What you should do:
Each entry below is to be transcribed exactly.

═════ Provided records ═════

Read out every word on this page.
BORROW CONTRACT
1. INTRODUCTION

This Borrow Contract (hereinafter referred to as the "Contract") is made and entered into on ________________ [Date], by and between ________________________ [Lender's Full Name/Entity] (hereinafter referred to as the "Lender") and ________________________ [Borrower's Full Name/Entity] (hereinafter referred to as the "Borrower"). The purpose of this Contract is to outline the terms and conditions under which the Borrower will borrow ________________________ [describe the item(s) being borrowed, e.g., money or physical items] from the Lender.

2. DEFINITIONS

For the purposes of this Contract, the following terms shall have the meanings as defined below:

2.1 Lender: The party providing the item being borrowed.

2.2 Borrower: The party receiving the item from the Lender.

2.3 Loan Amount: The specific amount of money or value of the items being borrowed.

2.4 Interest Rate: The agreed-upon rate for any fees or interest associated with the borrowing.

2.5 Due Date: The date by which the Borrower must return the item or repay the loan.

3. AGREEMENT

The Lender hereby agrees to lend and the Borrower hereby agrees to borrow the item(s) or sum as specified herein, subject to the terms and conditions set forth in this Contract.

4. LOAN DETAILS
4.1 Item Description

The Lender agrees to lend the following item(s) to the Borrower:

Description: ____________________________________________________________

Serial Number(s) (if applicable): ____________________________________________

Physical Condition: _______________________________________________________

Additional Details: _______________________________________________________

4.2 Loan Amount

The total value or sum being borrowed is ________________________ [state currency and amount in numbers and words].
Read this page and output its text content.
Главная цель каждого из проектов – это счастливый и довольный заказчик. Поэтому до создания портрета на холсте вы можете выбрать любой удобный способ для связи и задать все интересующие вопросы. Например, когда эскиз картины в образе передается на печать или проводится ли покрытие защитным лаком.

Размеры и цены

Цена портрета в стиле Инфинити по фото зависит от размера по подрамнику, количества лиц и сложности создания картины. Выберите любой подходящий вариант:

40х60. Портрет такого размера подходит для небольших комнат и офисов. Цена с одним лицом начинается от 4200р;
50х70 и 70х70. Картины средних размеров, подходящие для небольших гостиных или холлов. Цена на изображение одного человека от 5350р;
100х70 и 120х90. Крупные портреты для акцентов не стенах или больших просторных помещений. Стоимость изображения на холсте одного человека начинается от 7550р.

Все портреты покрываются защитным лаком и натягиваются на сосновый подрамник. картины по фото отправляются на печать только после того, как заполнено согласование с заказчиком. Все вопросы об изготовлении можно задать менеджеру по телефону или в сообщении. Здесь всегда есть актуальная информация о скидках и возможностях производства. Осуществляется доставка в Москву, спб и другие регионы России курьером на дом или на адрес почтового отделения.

═════

Solution to the problem:
Read out every word on this page.
BORROW CONTRACT
1. INTRODUCTION

This Borrow Contract (hereinafter referred to as the "Contract") is made and entered into on ________________ [Date], by and between ________________________ [Lender's Full Name/Entity] (hereinafter referred to as the "Lender") and ________________________ [Borrower's Full Name/Entity] (hereinafter referred to as the "Borrower"). The purpose of this Contract is to outline the terms and conditions under which the Borrower will borrow ________________________ [describe the item(s) being borrowed, e.g., money or physical items] from the Lender.

2. DEFINITIONS

For the purposes of this Contract, the following terms shall have the meanings as defined below:

2.1 Lender: The party providing the item being borrowed.

2.2 Borrower: The party receiving the item from the Lender.

2.3 Loan Amount: The specific amount of money or value of the items being borrowed.

2.4 Interest Rate: The agreed-upon rate for any fees or interest associated with the borrowing.

2.5 Due Date: The date by which the Borrower must return the item or repay the loan.

3. AGREEMENT

The Lender hereby agrees to lend and the Borrower hereby agrees to borrow the item(s) or sum as specified herein, subject to the terms and conditions set forth in this Contract.

4. LOAN DETAILS
4.1 Item Description

The Lender agrees to lend the following item(s) to the Borrower:

Description: ____________________________________________________________

Serial Number(s) (if applicable): ____________________________________________

Physical Condition: _______________________________________________________

Additional Details: _______________________________________________________

4.2 Loan Amount

The total value or sum being borrowed is ________________________ [state currency and amount in numbers and words].
Read this page and output its text content.
Главная цель каждого из проектов – это счастливый и довольный заказчик. Поэтому до создания портрета на холсте вы можете выбрать любой удобный способ для связи и задать все интересующие вопросы. Например, когда эскиз картины в образе передается на печать или проводится ли покрытие защитным лаком.

Размеры и цены

Цена портрета в стиле Инфинити по фото зависит от размера по подрамнику, количества лиц и сложности создания картины. Выберите любой подходящий вариант:

40х60. Портрет такого размера подходит для небольших комнат и офисов. Цена с одним лицом начинается от 4200р;
50х70 и 70х70. Картины средних размеров, подходящие для небольших гостиных или холлов. Цена на изображение одного человека от 5350р;
100х70 и 120х90. Крупные портреты для акцентов не стенах или больших просторных помещений. Стоимость изображения на холсте одного человека начинается от 7550р.

Все портреты покрываются защитным лаком и натягиваются на сосновый подрамник. картины по фото отправляются на печать только после того, как заполнено согласование с заказчиком. Все вопросы об изготовлении можно задать менеджеру по телефону или в сообщении. Здесь всегда есть актуальная информация о скидках и возможностях производства. Осуществляется доставка в Москву, спб и другие регионы России курьером на дом или на адрес почтового отделения.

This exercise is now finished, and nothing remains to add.